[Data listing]
◇ ◇ ◇ ◇

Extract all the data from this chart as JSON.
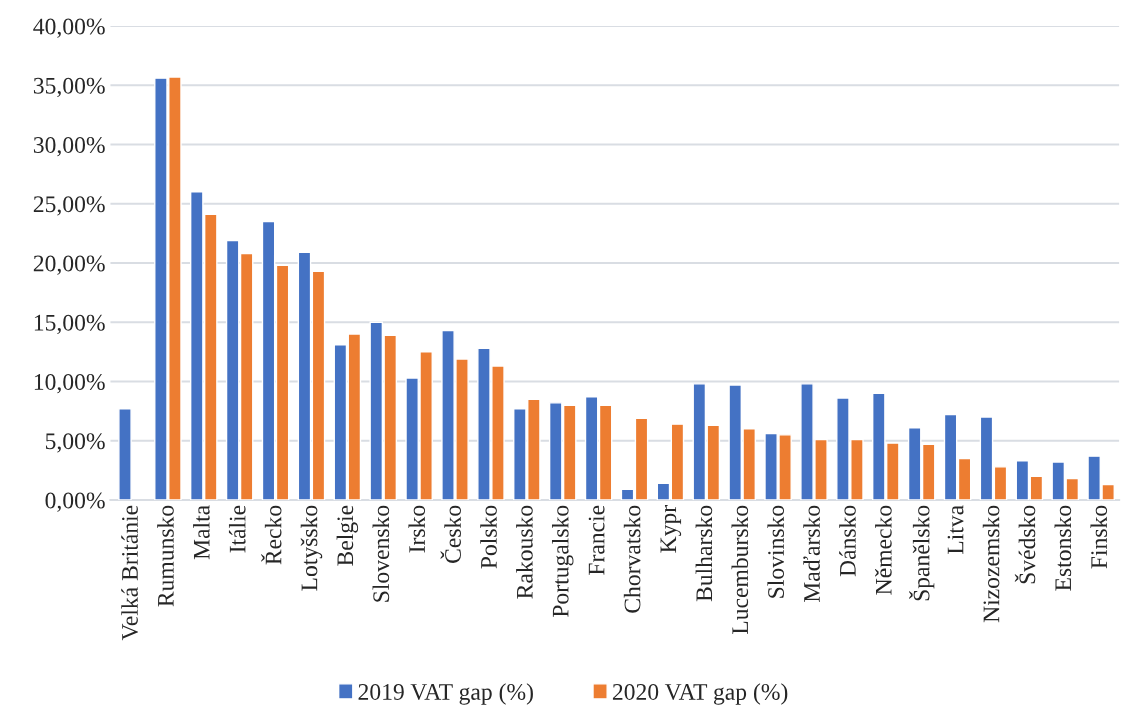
{
  "chart_data": {
    "type": "bar",
    "categories": [
      "Velká Británie",
      "Rumunsko",
      "Malta",
      "Itálie",
      "Řecko",
      "Lotyšsko",
      "Belgie",
      "Slovensko",
      "Irsko",
      "Česko",
      "Polsko",
      "Rakousko",
      "Portugalsko",
      "Francie",
      "Chorvatsko",
      "Kypr",
      "Bulharsko",
      "Lucembursko",
      "Slovinsko",
      "Maďarsko",
      "Dánsko",
      "Německo",
      "Španělsko",
      "Litva",
      "Nizozemsko",
      "Švédsko",
      "Estonsko",
      "Finsko"
    ],
    "series": [
      {
        "name": "2019 VAT gap (%)",
        "color": "#4472c4",
        "values": [
          7.7,
          35.6,
          26.0,
          21.9,
          23.5,
          20.9,
          13.1,
          15.0,
          10.3,
          14.3,
          12.8,
          7.7,
          8.2,
          8.7,
          0.9,
          1.4,
          9.8,
          9.7,
          5.6,
          9.8,
          8.6,
          9.0,
          6.1,
          7.2,
          7.0,
          3.3,
          3.2,
          3.7
        ]
      },
      {
        "name": "2020 VAT gap (%)",
        "color": "#ed7d31",
        "values": [
          null,
          35.7,
          24.1,
          20.8,
          19.8,
          19.3,
          14.0,
          13.9,
          12.5,
          11.9,
          11.3,
          8.5,
          8.0,
          8.0,
          6.9,
          6.4,
          6.3,
          6.0,
          5.5,
          5.1,
          5.1,
          4.8,
          4.7,
          3.5,
          2.8,
          2.0,
          1.8,
          1.3
        ]
      }
    ],
    "ylim": [
      0,
      40
    ],
    "yticks": [
      {
        "value": 0,
        "label": "0,00%"
      },
      {
        "value": 5,
        "label": "5,00%"
      },
      {
        "value": 10,
        "label": "10,00%"
      },
      {
        "value": 15,
        "label": "15,00%"
      },
      {
        "value": 20,
        "label": "20,00%"
      },
      {
        "value": 25,
        "label": "25,00%"
      },
      {
        "value": 30,
        "label": "30,00%"
      },
      {
        "value": 35,
        "label": "35,00%"
      },
      {
        "value": 40,
        "label": "40,00%"
      }
    ],
    "grid": "y",
    "legend": "bottom"
  }
}
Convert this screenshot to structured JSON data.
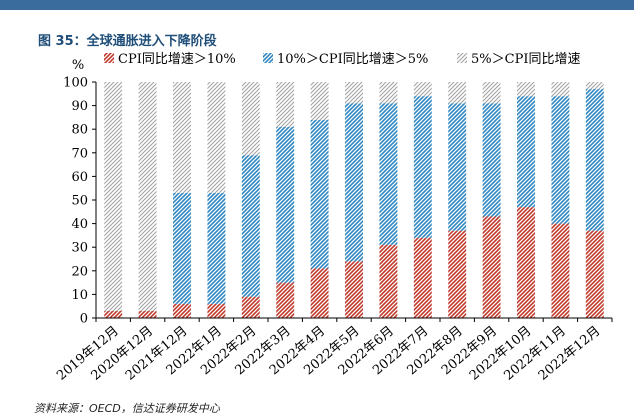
{
  "figure": {
    "title": "图 35：全球通胀进入下降阶段",
    "source": "资料来源：OECD，信达证券研发中心"
  },
  "chart_data": {
    "type": "bar",
    "stacked": true,
    "percent_stacked": true,
    "ylabel": "%",
    "ylim": [
      0,
      100
    ],
    "yticks": [
      0,
      10,
      20,
      30,
      40,
      50,
      60,
      70,
      80,
      90,
      100
    ],
    "grid": false,
    "legend_position": "top",
    "categories": [
      "2019年12月",
      "2020年12月",
      "2021年12月",
      "2022年1月",
      "2022年2月",
      "2022年3月",
      "2022年4月",
      "2022年5月",
      "2022年6月",
      "2022年7月",
      "2022年8月",
      "2022年9月",
      "2022年10月",
      "2022年11月",
      "2022年12月"
    ],
    "series": [
      {
        "name": "CPI同比增速＞10%",
        "color": "#c0392b",
        "values": [
          3,
          3,
          6,
          6,
          9,
          15,
          21,
          24,
          31,
          34,
          37,
          43,
          47,
          40,
          37
        ]
      },
      {
        "name": "10%＞CPI同比增速＞5%",
        "color": "#2e86c1",
        "values": [
          0,
          0,
          47,
          47,
          60,
          66,
          63,
          67,
          60,
          60,
          54,
          48,
          47,
          54,
          60
        ]
      },
      {
        "name": "5%＞CPI同比增速",
        "color": "#a0a0a0",
        "values": [
          97,
          97,
          47,
          47,
          31,
          19,
          16,
          9,
          9,
          6,
          9,
          9,
          6,
          6,
          3
        ]
      }
    ]
  }
}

◇ ◇ ◇ ◇

### What is required:
The data above needs to be retyped exactly, with the images left out.

### Answer to the exercise:
Extract all the data from this chart as JSON.
{
  "chart_data": {
    "type": "bar",
    "categories": [
      "Velká Británie",
      "Rumunsko",
      "Malta",
      "Itálie",
      "Řecko",
      "Lotyšsko",
      "Belgie",
      "Slovensko",
      "Irsko",
      "Česko",
      "Polsko",
      "Rakousko",
      "Portugalsko",
      "Francie",
      "Chorvatsko",
      "Kypr",
      "Bulharsko",
      "Lucembursko",
      "Slovinsko",
      "Maďarsko",
      "Dánsko",
      "Německo",
      "Španělsko",
      "Litva",
      "Nizozemsko",
      "Švédsko",
      "Estonsko",
      "Finsko"
    ],
    "series": [
      {
        "name": "2019 VAT gap (%)",
        "color": "#4472c4",
        "values": [
          7.7,
          35.6,
          26.0,
          21.9,
          23.5,
          20.9,
          13.1,
          15.0,
          10.3,
          14.3,
          12.8,
          7.7,
          8.2,
          8.7,
          0.9,
          1.4,
          9.8,
          9.7,
          5.6,
          9.8,
          8.6,
          9.0,
          6.1,
          7.2,
          7.0,
          3.3,
          3.2,
          3.7
        ]
      },
      {
        "name": "2020 VAT gap (%)",
        "color": "#ed7d31",
        "values": [
          null,
          35.7,
          24.1,
          20.8,
          19.8,
          19.3,
          14.0,
          13.9,
          12.5,
          11.9,
          11.3,
          8.5,
          8.0,
          8.0,
          6.9,
          6.4,
          6.3,
          6.0,
          5.5,
          5.1,
          5.1,
          4.8,
          4.7,
          3.5,
          2.8,
          2.0,
          1.8,
          1.3
        ]
      }
    ],
    "ylim": [
      0,
      40
    ],
    "yticks": [
      {
        "value": 0,
        "label": "0,00%"
      },
      {
        "value": 5,
        "label": "5,00%"
      },
      {
        "value": 10,
        "label": "10,00%"
      },
      {
        "value": 15,
        "label": "15,00%"
      },
      {
        "value": 20,
        "label": "20,00%"
      },
      {
        "value": 25,
        "label": "25,00%"
      },
      {
        "value": 30,
        "label": "30,00%"
      },
      {
        "value": 35,
        "label": "35,00%"
      },
      {
        "value": 40,
        "label": "40,00%"
      }
    ],
    "grid": "y",
    "legend": "bottom"
  }
}
Convert this screenshot to structured JSON data.
{
  "figure": {
    "title": "图 35：全球通胀进入下降阶段",
    "source": "资料来源：OECD，信达证券研发中心"
  },
  "chart_data": {
    "type": "bar",
    "stacked": true,
    "percent_stacked": true,
    "ylabel": "%",
    "ylim": [
      0,
      100
    ],
    "yticks": [
      0,
      10,
      20,
      30,
      40,
      50,
      60,
      70,
      80,
      90,
      100
    ],
    "grid": false,
    "legend_position": "top",
    "categories": [
      "2019年12月",
      "2020年12月",
      "2021年12月",
      "2022年1月",
      "2022年2月",
      "2022年3月",
      "2022年4月",
      "2022年5月",
      "2022年6月",
      "2022年7月",
      "2022年8月",
      "2022年9月",
      "2022年10月",
      "2022年11月",
      "2022年12月"
    ],
    "series": [
      {
        "name": "CPI同比增速＞10%",
        "color": "#c0392b",
        "values": [
          3,
          3,
          6,
          6,
          9,
          15,
          21,
          24,
          31,
          34,
          37,
          43,
          47,
          40,
          37
        ]
      },
      {
        "name": "10%＞CPI同比增速＞5%",
        "color": "#2e86c1",
        "values": [
          0,
          0,
          47,
          47,
          60,
          66,
          63,
          67,
          60,
          60,
          54,
          48,
          47,
          54,
          60
        ]
      },
      {
        "name": "5%＞CPI同比增速",
        "color": "#a0a0a0",
        "values": [
          97,
          97,
          47,
          47,
          31,
          19,
          16,
          9,
          9,
          6,
          9,
          9,
          6,
          6,
          3
        ]
      }
    ]
  }
}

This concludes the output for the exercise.